(Written task) Compile every line that includes the word "Wireless".

* Begin *

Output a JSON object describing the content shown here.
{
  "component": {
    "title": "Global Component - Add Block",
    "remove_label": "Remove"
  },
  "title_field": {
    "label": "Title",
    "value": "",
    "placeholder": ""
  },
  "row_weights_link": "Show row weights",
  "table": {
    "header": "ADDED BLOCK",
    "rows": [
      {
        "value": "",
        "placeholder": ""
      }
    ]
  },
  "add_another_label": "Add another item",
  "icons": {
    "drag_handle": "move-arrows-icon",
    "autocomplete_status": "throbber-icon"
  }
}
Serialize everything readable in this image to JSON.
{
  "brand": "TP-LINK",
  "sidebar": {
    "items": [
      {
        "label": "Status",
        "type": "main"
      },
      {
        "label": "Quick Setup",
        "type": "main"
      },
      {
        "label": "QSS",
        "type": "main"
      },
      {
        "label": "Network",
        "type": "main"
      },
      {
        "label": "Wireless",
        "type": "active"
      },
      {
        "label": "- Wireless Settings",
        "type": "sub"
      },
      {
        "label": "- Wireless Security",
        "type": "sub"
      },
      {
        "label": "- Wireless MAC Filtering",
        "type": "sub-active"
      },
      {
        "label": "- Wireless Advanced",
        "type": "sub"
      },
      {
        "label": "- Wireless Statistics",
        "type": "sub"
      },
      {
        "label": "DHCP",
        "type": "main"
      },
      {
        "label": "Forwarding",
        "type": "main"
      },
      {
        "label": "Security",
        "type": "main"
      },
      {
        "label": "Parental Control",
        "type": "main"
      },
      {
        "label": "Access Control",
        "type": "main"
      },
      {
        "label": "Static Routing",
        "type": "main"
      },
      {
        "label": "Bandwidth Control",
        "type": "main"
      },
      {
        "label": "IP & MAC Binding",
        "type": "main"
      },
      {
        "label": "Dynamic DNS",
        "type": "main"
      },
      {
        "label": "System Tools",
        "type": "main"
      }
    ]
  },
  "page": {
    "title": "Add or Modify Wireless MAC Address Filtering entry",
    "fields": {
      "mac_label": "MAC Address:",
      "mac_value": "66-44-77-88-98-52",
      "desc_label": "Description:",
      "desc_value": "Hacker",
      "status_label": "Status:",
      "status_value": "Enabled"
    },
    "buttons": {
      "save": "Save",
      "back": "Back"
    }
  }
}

* End *

(Result for this task)
        "label": "Wireless",
        "label": "- Wireless Settings",
        "label": "- Wireless Security",
        "label": "- Wireless MAC Filtering",
        "label": "- Wireless Advanced",
        "label": "- Wireless Statistics",
    "title": "Add or Modify Wireless MAC Address Filtering entry",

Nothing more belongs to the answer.